In the entries below, count each line holding the word "title". Answer with the total alone.
───── Excerpted data
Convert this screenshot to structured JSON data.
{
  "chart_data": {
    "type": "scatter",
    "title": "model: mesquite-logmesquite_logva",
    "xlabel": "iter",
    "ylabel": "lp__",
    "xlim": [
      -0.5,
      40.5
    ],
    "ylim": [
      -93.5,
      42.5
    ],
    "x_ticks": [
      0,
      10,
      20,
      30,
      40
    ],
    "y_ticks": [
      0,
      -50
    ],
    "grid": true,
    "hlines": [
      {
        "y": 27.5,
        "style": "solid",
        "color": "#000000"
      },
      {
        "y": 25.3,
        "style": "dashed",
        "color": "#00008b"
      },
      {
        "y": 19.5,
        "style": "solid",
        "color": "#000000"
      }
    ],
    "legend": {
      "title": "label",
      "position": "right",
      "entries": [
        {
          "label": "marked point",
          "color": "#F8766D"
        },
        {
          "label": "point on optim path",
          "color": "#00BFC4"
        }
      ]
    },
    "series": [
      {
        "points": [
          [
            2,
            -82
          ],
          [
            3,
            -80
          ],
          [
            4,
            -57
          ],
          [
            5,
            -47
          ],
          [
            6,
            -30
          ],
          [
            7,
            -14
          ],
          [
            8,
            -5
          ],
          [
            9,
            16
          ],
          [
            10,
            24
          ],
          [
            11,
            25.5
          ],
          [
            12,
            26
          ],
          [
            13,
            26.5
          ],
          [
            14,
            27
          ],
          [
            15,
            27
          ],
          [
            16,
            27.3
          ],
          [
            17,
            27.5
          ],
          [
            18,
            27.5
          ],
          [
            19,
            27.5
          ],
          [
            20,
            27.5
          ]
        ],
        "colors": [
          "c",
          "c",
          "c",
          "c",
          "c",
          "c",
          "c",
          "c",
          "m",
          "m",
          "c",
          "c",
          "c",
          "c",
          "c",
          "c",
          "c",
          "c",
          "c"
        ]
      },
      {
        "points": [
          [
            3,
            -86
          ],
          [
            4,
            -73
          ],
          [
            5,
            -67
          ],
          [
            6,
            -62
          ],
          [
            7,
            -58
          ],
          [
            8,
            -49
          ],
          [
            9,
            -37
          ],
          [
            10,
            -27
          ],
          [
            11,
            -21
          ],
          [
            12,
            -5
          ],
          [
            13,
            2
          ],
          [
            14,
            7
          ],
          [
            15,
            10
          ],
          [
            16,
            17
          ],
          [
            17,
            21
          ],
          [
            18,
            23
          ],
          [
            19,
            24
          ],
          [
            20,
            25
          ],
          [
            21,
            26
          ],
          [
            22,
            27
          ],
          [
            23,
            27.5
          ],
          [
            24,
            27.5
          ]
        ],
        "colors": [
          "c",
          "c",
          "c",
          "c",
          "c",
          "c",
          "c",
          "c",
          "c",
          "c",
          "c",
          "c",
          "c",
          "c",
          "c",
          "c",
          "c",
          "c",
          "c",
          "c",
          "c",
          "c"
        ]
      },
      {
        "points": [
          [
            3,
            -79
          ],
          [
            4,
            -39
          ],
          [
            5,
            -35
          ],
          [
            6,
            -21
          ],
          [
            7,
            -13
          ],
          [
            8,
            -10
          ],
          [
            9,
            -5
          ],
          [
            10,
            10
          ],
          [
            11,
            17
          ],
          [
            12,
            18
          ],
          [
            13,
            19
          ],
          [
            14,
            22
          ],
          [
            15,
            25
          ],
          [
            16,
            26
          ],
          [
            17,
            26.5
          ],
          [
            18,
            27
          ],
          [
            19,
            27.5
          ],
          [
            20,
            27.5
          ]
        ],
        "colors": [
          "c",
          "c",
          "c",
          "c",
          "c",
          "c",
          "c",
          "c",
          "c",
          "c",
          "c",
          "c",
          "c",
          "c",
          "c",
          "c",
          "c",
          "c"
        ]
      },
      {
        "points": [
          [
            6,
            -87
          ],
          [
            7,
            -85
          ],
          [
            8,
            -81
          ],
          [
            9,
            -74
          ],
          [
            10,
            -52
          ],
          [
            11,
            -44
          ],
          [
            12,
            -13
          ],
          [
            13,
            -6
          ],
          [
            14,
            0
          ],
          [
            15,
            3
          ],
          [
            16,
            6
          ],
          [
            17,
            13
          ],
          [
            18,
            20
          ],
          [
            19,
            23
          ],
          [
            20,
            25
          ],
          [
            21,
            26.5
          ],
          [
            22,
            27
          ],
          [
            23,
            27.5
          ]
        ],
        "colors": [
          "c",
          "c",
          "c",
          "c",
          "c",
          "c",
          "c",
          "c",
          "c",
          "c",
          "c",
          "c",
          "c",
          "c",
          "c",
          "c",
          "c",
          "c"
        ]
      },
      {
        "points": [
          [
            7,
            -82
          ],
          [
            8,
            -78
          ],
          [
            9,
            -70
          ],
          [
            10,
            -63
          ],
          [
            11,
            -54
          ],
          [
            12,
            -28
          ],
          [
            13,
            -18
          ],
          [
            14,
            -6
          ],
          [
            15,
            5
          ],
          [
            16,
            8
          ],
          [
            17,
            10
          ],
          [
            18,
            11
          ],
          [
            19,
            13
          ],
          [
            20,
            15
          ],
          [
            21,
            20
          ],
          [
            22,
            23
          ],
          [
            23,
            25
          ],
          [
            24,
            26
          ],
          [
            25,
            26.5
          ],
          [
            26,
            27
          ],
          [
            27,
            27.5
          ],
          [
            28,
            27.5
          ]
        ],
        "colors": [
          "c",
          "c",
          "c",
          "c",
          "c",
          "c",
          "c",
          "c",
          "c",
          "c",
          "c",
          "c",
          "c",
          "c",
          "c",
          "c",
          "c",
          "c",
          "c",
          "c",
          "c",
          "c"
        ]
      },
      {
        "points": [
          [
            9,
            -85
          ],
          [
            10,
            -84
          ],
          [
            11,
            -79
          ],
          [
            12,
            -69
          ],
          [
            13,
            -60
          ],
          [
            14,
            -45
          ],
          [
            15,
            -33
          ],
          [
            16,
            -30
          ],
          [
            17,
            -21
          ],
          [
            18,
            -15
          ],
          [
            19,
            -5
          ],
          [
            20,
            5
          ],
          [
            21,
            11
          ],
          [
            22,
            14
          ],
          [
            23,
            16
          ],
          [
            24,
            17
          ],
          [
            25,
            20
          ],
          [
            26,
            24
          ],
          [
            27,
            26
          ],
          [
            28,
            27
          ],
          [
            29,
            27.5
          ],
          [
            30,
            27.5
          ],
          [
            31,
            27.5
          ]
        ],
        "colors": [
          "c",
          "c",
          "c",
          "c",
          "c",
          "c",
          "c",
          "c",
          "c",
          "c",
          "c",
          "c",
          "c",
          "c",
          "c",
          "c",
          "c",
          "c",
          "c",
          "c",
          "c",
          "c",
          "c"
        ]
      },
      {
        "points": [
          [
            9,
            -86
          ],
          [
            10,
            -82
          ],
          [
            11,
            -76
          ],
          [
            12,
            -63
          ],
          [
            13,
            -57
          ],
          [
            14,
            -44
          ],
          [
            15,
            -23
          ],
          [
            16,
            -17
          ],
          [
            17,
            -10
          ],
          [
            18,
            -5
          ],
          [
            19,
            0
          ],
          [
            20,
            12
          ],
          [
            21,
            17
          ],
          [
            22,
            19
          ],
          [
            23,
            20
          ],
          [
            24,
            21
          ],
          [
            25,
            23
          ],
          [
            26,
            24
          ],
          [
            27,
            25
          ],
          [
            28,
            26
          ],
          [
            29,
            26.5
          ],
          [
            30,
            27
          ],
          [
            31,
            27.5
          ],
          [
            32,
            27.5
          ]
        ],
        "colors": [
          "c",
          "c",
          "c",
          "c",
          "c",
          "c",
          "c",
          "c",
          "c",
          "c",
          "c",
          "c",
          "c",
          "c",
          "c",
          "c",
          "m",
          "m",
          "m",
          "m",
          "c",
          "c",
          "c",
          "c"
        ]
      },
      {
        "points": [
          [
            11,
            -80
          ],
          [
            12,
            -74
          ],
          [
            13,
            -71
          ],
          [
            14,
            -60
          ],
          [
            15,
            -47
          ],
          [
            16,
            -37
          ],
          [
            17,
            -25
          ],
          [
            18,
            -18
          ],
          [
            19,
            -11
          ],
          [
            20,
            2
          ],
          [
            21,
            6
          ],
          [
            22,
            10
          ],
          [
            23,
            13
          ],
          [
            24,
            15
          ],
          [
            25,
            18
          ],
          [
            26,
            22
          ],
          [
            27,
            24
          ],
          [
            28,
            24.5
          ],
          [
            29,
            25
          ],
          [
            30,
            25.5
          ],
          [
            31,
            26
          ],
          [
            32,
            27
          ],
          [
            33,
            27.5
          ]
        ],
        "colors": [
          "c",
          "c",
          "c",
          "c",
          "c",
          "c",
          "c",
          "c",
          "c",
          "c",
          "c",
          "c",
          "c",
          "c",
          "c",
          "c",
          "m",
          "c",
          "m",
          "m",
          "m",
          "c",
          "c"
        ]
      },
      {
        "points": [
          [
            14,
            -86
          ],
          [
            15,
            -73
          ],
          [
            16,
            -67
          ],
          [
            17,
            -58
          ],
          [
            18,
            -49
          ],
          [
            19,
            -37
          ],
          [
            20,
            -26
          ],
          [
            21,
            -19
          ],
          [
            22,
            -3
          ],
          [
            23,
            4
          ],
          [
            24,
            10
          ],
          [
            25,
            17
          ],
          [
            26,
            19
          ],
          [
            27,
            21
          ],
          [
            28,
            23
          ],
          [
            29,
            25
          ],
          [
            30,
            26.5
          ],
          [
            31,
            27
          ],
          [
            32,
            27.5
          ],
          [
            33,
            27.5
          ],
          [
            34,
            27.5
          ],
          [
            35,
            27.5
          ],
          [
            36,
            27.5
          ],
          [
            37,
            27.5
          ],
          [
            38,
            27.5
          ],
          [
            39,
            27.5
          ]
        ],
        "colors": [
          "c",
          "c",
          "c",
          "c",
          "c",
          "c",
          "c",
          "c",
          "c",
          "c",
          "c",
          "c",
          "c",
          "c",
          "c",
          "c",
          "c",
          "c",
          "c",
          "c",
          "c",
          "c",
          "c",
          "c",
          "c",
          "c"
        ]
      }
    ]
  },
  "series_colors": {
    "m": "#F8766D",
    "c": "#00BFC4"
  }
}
──────────
| Result |
2